- _Short problem_
Give a verbatim copy of the lines below, minus the pictures.

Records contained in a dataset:
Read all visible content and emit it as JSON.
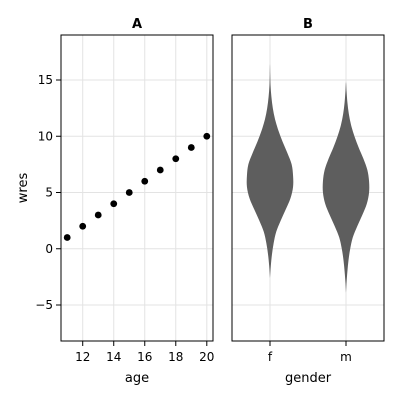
{
  "chart_data": [
    {
      "panel": "A",
      "type": "scatter",
      "title": "A",
      "xlabel": "age",
      "ylabel": "wres",
      "xlim": [
        10.6,
        20.4
      ],
      "ylim": [
        -8.2,
        19.0
      ],
      "xticks": [
        12,
        14,
        16,
        18,
        20
      ],
      "yticks": [
        -5,
        0,
        5,
        10,
        15
      ],
      "grid": true,
      "marker_color": "#000000",
      "x": [
        11,
        12,
        13,
        14,
        15,
        16,
        17,
        18,
        19,
        20
      ],
      "y": [
        1,
        2,
        3,
        4,
        5,
        6,
        7,
        8,
        9,
        10
      ]
    },
    {
      "panel": "B",
      "type": "violin",
      "title": "B",
      "xlabel": "gender",
      "ylabel": "",
      "categories": [
        "f",
        "m"
      ],
      "ylim": [
        -8.2,
        19.0
      ],
      "grid": true,
      "fill_color": "#5e5e5e",
      "violins": [
        {
          "category": "f",
          "profile": [
            [
              -2.6,
              0.0
            ],
            [
              -1.5,
              0.03
            ],
            [
              -0.5,
              0.07
            ],
            [
              0.5,
              0.13
            ],
            [
              1.5,
              0.22
            ],
            [
              2.5,
              0.38
            ],
            [
              3.5,
              0.56
            ],
            [
              4.5,
              0.73
            ],
            [
              5.5,
              0.82
            ],
            [
              6.5,
              0.82
            ],
            [
              7.5,
              0.77
            ],
            [
              8.5,
              0.62
            ],
            [
              9.5,
              0.45
            ],
            [
              10.5,
              0.3
            ],
            [
              11.5,
              0.18
            ],
            [
              12.5,
              0.1
            ],
            [
              13.5,
              0.05
            ],
            [
              14.5,
              0.02
            ],
            [
              15.5,
              0.008
            ],
            [
              16.4,
              0.0
            ]
          ]
        },
        {
          "category": "m",
          "profile": [
            [
              -3.9,
              0.0
            ],
            [
              -3.0,
              0.02
            ],
            [
              -2.0,
              0.05
            ],
            [
              -1.0,
              0.09
            ],
            [
              0.0,
              0.15
            ],
            [
              1.0,
              0.24
            ],
            [
              2.0,
              0.4
            ],
            [
              3.0,
              0.58
            ],
            [
              4.0,
              0.74
            ],
            [
              5.0,
              0.82
            ],
            [
              6.0,
              0.82
            ],
            [
              7.0,
              0.76
            ],
            [
              8.0,
              0.62
            ],
            [
              9.0,
              0.45
            ],
            [
              10.0,
              0.3
            ],
            [
              11.0,
              0.18
            ],
            [
              12.0,
              0.1
            ],
            [
              13.0,
              0.05
            ],
            [
              14.0,
              0.02
            ],
            [
              14.8,
              0.0
            ]
          ]
        }
      ]
    }
  ]
}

- _Finished exercise_
Read all visible content and emit it as JSON.
{
  "chart_data": [
    {
      "panel": "A",
      "type": "scatter",
      "title": "A",
      "xlabel": "age",
      "ylabel": "wres",
      "xlim": [
        10.6,
        20.4
      ],
      "ylim": [
        -8.2,
        19.0
      ],
      "xticks": [
        12,
        14,
        16,
        18,
        20
      ],
      "yticks": [
        -5,
        0,
        5,
        10,
        15
      ],
      "grid": true,
      "marker_color": "#000000",
      "x": [
        11,
        12,
        13,
        14,
        15,
        16,
        17,
        18,
        19,
        20
      ],
      "y": [
        1,
        2,
        3,
        4,
        5,
        6,
        7,
        8,
        9,
        10
      ]
    },
    {
      "panel": "B",
      "type": "violin",
      "title": "B",
      "xlabel": "gender",
      "ylabel": "",
      "categories": [
        "f",
        "m"
      ],
      "ylim": [
        -8.2,
        19.0
      ],
      "grid": true,
      "fill_color": "#5e5e5e",
      "violins": [
        {
          "category": "f",
          "profile": [
            [
              -2.6,
              0.0
            ],
            [
              -1.5,
              0.03
            ],
            [
              -0.5,
              0.07
            ],
            [
              0.5,
              0.13
            ],
            [
              1.5,
              0.22
            ],
            [
              2.5,
              0.38
            ],
            [
              3.5,
              0.56
            ],
            [
              4.5,
              0.73
            ],
            [
              5.5,
              0.82
            ],
            [
              6.5,
              0.82
            ],
            [
              7.5,
              0.77
            ],
            [
              8.5,
              0.62
            ],
            [
              9.5,
              0.45
            ],
            [
              10.5,
              0.3
            ],
            [
              11.5,
              0.18
            ],
            [
              12.5,
              0.1
            ],
            [
              13.5,
              0.05
            ],
            [
              14.5,
              0.02
            ],
            [
              15.5,
              0.008
            ],
            [
              16.4,
              0.0
            ]
          ]
        },
        {
          "category": "m",
          "profile": [
            [
              -3.9,
              0.0
            ],
            [
              -3.0,
              0.02
            ],
            [
              -2.0,
              0.05
            ],
            [
              -1.0,
              0.09
            ],
            [
              0.0,
              0.15
            ],
            [
              1.0,
              0.24
            ],
            [
              2.0,
              0.4
            ],
            [
              3.0,
              0.58
            ],
            [
              4.0,
              0.74
            ],
            [
              5.0,
              0.82
            ],
            [
              6.0,
              0.82
            ],
            [
              7.0,
              0.76
            ],
            [
              8.0,
              0.62
            ],
            [
              9.0,
              0.45
            ],
            [
              10.0,
              0.3
            ],
            [
              11.0,
              0.18
            ],
            [
              12.0,
              0.1
            ],
            [
              13.0,
              0.05
            ],
            [
              14.0,
              0.02
            ],
            [
              14.8,
              0.0
            ]
          ]
        }
      ]
    }
  ]
}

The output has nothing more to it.